INFORMATION GIVEN -
·····
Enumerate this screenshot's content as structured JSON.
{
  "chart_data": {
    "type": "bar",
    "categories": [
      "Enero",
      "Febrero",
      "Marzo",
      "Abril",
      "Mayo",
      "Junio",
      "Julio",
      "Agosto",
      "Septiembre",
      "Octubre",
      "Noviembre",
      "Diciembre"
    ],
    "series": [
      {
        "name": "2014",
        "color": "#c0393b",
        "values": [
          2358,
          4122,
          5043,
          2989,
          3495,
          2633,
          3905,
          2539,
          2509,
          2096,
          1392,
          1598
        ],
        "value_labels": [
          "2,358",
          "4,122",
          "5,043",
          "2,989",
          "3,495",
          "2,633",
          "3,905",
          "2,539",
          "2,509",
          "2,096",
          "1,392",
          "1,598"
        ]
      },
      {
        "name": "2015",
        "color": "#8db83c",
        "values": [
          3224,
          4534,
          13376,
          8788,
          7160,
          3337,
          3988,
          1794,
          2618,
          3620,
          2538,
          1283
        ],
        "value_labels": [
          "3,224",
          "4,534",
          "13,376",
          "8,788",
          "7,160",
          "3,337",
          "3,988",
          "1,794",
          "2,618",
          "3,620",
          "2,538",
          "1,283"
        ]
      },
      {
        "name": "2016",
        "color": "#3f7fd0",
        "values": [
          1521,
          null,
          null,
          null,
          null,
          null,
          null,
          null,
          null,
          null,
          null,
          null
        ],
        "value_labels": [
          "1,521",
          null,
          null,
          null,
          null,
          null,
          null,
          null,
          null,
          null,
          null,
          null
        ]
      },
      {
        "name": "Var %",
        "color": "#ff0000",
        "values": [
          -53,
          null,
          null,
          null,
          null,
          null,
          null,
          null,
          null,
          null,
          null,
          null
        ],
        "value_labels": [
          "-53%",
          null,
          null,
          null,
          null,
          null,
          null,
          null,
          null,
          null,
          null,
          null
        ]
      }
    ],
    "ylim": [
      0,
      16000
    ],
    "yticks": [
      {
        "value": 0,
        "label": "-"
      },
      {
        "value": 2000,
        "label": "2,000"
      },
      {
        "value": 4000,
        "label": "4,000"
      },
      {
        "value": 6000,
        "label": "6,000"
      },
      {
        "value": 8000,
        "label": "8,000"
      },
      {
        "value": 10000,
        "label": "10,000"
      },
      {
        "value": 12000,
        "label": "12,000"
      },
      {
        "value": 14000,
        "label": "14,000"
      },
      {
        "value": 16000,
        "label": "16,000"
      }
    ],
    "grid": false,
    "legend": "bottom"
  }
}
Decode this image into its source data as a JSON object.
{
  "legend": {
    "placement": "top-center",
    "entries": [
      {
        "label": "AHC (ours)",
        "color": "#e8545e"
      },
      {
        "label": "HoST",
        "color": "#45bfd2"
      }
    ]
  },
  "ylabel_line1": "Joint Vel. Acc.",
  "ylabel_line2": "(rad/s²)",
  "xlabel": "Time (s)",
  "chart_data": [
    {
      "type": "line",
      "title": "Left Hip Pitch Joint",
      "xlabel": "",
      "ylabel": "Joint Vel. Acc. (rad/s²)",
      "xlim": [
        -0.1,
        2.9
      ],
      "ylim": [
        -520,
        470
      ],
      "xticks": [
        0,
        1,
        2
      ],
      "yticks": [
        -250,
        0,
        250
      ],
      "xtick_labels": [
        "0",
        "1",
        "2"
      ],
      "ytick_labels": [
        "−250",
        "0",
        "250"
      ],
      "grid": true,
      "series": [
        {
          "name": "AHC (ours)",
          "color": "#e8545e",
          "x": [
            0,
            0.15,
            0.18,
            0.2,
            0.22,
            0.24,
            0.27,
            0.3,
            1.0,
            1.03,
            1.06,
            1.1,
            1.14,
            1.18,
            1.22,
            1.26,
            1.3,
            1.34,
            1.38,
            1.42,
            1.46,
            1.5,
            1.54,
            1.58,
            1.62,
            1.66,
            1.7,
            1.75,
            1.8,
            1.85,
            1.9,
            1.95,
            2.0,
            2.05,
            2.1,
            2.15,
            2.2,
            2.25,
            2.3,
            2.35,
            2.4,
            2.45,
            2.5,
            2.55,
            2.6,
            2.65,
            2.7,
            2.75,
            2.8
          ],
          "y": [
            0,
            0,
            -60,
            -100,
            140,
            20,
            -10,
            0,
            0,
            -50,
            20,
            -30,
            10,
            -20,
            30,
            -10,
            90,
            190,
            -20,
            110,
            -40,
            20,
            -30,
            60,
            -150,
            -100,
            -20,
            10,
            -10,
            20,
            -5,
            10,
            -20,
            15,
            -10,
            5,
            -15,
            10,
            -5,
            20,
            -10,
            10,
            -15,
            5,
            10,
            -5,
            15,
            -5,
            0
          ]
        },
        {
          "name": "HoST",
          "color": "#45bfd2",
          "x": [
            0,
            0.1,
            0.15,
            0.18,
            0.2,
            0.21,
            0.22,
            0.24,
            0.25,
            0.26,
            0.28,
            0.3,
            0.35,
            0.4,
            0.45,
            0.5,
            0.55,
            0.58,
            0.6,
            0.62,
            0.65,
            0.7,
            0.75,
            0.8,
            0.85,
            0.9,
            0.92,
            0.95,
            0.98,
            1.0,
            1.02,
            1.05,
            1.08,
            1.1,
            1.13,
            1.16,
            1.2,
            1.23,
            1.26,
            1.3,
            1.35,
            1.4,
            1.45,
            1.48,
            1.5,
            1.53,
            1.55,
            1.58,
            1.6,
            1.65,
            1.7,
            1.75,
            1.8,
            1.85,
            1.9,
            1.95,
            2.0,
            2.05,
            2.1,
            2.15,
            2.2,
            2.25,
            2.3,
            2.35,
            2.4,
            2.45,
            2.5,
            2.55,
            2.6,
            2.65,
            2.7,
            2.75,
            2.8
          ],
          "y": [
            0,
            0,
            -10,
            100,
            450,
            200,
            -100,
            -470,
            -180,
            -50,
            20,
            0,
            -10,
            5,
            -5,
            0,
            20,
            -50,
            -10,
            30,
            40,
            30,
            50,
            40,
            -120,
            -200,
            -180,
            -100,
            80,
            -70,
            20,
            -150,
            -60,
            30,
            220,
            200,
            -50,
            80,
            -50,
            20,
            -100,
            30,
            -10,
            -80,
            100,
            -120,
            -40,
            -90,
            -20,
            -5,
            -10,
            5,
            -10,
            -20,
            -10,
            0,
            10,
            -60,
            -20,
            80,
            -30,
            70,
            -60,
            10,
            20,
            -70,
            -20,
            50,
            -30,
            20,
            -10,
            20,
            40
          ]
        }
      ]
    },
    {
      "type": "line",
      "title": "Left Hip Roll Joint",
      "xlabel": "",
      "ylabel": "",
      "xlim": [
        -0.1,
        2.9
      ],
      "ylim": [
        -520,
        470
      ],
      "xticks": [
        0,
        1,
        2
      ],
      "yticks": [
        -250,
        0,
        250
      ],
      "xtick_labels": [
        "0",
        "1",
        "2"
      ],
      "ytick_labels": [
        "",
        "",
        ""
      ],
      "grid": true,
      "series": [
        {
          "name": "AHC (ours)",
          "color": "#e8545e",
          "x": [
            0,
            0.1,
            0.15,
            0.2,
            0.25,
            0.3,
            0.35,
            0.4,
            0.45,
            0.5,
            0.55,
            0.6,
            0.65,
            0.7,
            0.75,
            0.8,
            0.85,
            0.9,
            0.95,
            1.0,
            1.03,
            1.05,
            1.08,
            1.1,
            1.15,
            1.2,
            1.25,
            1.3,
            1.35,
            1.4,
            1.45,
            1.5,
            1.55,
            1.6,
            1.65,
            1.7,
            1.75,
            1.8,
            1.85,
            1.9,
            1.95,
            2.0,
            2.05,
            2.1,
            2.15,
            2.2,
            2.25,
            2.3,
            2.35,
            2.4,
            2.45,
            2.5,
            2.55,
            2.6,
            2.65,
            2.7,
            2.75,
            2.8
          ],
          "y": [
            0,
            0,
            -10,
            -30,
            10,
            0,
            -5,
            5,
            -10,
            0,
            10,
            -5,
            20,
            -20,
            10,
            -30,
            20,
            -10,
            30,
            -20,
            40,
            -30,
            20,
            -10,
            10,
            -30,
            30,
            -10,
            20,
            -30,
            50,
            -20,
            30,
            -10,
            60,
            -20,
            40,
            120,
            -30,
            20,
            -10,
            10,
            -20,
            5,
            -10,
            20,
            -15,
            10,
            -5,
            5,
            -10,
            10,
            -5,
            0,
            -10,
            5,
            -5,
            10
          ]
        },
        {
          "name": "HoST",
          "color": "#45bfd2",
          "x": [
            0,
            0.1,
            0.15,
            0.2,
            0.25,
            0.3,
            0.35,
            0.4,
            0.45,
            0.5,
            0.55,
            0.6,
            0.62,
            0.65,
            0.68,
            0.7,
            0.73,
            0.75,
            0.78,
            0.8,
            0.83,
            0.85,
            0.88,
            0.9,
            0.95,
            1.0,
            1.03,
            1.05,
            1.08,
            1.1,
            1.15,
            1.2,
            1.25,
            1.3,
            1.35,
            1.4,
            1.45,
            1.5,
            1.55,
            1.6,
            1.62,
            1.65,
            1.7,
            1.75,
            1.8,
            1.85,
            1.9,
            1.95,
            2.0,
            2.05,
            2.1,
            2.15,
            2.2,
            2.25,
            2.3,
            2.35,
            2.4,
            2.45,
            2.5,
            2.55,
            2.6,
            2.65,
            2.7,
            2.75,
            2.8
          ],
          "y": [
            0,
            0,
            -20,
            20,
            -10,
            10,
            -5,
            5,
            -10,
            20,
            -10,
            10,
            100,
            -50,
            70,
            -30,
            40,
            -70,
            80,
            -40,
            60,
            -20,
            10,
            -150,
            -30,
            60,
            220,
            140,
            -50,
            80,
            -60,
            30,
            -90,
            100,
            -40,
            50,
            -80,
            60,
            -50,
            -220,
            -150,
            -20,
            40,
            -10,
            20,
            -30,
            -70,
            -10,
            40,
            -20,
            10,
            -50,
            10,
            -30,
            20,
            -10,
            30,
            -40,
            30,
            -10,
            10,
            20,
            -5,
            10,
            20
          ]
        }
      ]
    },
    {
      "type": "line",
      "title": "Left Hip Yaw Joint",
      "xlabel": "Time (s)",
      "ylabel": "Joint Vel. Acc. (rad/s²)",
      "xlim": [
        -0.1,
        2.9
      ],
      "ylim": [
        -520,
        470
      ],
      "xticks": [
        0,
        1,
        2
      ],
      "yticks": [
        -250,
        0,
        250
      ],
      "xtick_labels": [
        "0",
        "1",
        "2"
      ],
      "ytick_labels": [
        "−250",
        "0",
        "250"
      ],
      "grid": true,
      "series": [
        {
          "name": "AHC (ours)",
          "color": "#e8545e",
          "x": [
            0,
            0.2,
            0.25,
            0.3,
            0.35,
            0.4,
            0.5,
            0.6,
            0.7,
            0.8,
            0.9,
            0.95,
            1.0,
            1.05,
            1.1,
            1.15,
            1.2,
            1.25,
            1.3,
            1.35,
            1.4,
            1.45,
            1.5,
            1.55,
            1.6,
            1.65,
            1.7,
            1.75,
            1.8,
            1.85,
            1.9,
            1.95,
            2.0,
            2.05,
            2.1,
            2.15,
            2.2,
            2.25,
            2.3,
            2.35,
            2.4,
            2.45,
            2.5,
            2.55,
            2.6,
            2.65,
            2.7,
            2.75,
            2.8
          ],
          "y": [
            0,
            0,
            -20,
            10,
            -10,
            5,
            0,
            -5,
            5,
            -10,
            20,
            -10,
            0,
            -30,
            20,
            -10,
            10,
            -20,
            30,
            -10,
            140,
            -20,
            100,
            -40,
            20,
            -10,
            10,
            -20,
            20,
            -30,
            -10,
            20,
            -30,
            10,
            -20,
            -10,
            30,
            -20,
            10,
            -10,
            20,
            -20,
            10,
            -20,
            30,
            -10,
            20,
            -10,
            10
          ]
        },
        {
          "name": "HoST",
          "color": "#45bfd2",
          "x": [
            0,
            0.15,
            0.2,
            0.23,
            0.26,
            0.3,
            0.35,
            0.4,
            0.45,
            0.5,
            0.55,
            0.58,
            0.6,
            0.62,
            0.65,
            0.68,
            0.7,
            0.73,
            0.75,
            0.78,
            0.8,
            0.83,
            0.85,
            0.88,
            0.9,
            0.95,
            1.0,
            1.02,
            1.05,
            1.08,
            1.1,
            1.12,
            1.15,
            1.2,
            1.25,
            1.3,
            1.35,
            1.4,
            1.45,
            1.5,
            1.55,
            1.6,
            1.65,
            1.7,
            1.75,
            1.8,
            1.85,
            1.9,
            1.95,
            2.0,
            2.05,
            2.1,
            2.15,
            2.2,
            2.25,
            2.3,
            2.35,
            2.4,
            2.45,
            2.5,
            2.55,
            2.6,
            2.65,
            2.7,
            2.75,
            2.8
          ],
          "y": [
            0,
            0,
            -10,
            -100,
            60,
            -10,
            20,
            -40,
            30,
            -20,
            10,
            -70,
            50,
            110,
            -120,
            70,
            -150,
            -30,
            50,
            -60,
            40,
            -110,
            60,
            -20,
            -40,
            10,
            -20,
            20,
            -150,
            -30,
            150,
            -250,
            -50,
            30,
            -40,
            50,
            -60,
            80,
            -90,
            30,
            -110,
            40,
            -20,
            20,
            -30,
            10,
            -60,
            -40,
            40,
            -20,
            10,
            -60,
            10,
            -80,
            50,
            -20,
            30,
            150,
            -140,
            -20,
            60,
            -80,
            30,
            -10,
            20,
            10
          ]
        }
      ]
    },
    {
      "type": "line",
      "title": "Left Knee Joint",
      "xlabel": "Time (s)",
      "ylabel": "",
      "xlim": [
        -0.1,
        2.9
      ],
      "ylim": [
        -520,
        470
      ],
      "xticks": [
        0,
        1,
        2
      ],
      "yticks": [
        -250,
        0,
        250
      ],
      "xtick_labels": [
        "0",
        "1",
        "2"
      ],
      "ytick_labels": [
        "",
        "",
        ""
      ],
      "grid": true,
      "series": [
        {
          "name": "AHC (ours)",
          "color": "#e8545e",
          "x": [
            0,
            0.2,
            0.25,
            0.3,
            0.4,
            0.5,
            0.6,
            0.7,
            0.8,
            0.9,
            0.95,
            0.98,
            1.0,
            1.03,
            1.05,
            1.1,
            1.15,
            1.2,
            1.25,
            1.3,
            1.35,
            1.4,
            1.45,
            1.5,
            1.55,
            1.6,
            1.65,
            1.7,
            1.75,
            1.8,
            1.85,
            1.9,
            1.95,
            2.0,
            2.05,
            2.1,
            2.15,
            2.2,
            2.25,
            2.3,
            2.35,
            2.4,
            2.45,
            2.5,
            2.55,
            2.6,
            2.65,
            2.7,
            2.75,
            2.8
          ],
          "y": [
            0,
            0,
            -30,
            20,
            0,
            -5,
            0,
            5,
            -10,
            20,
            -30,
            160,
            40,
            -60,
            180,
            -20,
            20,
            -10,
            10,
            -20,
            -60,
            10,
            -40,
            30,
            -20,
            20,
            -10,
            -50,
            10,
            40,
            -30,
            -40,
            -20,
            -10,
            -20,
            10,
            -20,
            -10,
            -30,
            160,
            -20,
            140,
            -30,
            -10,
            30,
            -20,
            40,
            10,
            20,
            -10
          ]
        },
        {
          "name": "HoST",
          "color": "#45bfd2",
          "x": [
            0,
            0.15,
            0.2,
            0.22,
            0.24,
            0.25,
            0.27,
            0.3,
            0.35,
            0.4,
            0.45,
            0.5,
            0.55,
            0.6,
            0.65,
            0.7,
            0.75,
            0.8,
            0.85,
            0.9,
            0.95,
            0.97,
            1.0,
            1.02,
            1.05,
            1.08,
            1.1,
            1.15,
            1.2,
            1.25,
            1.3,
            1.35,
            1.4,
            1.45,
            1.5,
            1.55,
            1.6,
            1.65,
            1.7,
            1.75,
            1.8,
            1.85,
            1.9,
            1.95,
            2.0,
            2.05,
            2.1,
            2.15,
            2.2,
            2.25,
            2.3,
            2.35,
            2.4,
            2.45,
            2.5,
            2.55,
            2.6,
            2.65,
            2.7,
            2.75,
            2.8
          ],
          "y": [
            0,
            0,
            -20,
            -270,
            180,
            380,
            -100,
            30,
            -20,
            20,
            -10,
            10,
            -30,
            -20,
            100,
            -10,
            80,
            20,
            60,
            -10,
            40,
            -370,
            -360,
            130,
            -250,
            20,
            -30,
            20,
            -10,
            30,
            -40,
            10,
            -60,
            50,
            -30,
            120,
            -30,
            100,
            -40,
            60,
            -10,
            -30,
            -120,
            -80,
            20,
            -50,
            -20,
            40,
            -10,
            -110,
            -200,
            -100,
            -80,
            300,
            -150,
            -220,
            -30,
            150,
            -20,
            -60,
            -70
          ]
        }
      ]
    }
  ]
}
·····
THE EXERCISE - Gather all lines with the string "JSON" from the data.

WORKED SOLUTION -
Enumerate this screenshot's content as structured JSON.
Decode this image into its source data as a JSON object.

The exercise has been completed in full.